**Exercise goal**
Repeat all of the lines below word for word, and leave out the pictures.

**Rows**

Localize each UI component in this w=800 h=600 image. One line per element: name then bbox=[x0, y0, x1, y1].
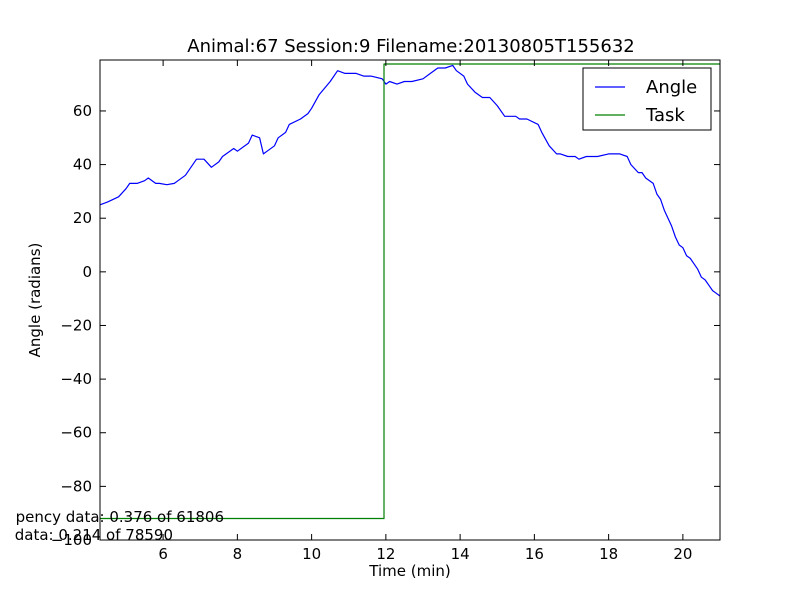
x-tick-label: 10 bbox=[302, 545, 321, 563]
y-axis-label: Angle (radians) bbox=[26, 243, 44, 358]
series-line-angle bbox=[99, 64, 721, 297]
plot-frame bbox=[99, 59, 721, 541]
y-axis-ticks: 60 40 20 0 −20 −40 −60 −80 −100 bbox=[51, 102, 720, 549]
x-tick-label: 18 bbox=[599, 545, 618, 563]
legend-box bbox=[582, 67, 712, 131]
x-tick-label: 16 bbox=[525, 545, 544, 563]
y-tick-label: −100 bbox=[51, 531, 92, 549]
y-tick-label: 60 bbox=[73, 102, 92, 120]
x-tick-label: 12 bbox=[376, 545, 395, 563]
legend-label-angle: Angle bbox=[646, 77, 697, 98]
x-tick-label: 6 bbox=[158, 545, 168, 563]
y-tick-label: 0 bbox=[82, 263, 92, 281]
chart-title: Animal:67 Session:9 Filename:20130805T15… bbox=[187, 36, 634, 57]
legend-label-task: Task bbox=[645, 105, 685, 126]
y-tick-label: −20 bbox=[60, 316, 92, 334]
y-tick-label: 20 bbox=[73, 209, 92, 227]
x-tick-label: 20 bbox=[673, 545, 692, 563]
x-axis-label: Time (min) bbox=[368, 562, 450, 580]
x-tick-label: 8 bbox=[233, 545, 243, 563]
series-line-task bbox=[100, 63, 720, 520]
legend: Angle Task bbox=[582, 67, 712, 131]
x-axis-ticks: 6 8 10 12 14 16 18 20 bbox=[158, 60, 692, 563]
y-tick-label: −80 bbox=[60, 477, 92, 495]
x-tick-label: 14 bbox=[451, 545, 470, 563]
y-tick-label: −40 bbox=[60, 370, 92, 388]
annotation-note-2: data: 0.214 of 78590 bbox=[15, 526, 173, 544]
series-layer bbox=[99, 63, 721, 520]
y-tick-label: 40 bbox=[73, 156, 92, 174]
annotation-note-1: pency data: 0.376 of 61806 bbox=[16, 508, 224, 526]
y-tick-label: −60 bbox=[60, 424, 92, 442]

**Task answer**
Localize each UI component in this w=800 h=600 image. One line per element: name then bbox=[x0, y0, x1, y1].
x-tick-label: 10 bbox=[302, 545, 321, 563]
y-axis-label: Angle (radians) bbox=[26, 243, 44, 358]
series-line-angle bbox=[99, 64, 721, 297]
plot-frame bbox=[99, 59, 721, 541]
y-axis-ticks: 60 40 20 0 −20 −40 −60 −80 −100 bbox=[51, 102, 720, 549]
x-tick-label: 18 bbox=[599, 545, 618, 563]
legend-box bbox=[582, 67, 712, 131]
x-tick-label: 16 bbox=[525, 545, 544, 563]
y-tick-label: −100 bbox=[51, 531, 92, 549]
y-tick-label: 60 bbox=[73, 102, 92, 120]
x-tick-label: 12 bbox=[376, 545, 395, 563]
legend-label-angle: Angle bbox=[646, 77, 697, 98]
x-tick-label: 6 bbox=[158, 545, 168, 563]
y-tick-label: 0 bbox=[82, 263, 92, 281]
chart-title: Animal:67 Session:9 Filename:20130805T15… bbox=[187, 36, 634, 57]
legend-label-task: Task bbox=[645, 105, 685, 126]
y-tick-label: −20 bbox=[60, 316, 92, 334]
y-tick-label: 20 bbox=[73, 209, 92, 227]
x-tick-label: 20 bbox=[673, 545, 692, 563]
x-axis-label: Time (min) bbox=[368, 562, 450, 580]
x-tick-label: 8 bbox=[233, 545, 243, 563]
series-line-task bbox=[100, 63, 720, 520]
legend: Angle Task bbox=[582, 67, 712, 131]
x-axis-ticks: 6 8 10 12 14 16 18 20 bbox=[158, 60, 692, 563]
y-tick-label: −80 bbox=[60, 477, 92, 495]
x-tick-label: 14 bbox=[451, 545, 470, 563]
y-tick-label: −40 bbox=[60, 370, 92, 388]
annotation-note-2: data: 0.214 of 78590 bbox=[15, 526, 173, 544]
series-layer bbox=[99, 63, 721, 520]
y-tick-label: 40 bbox=[73, 156, 92, 174]
annotation-note-1: pency data: 0.376 of 61806 bbox=[16, 508, 224, 526]
y-tick-label: −60 bbox=[60, 424, 92, 442]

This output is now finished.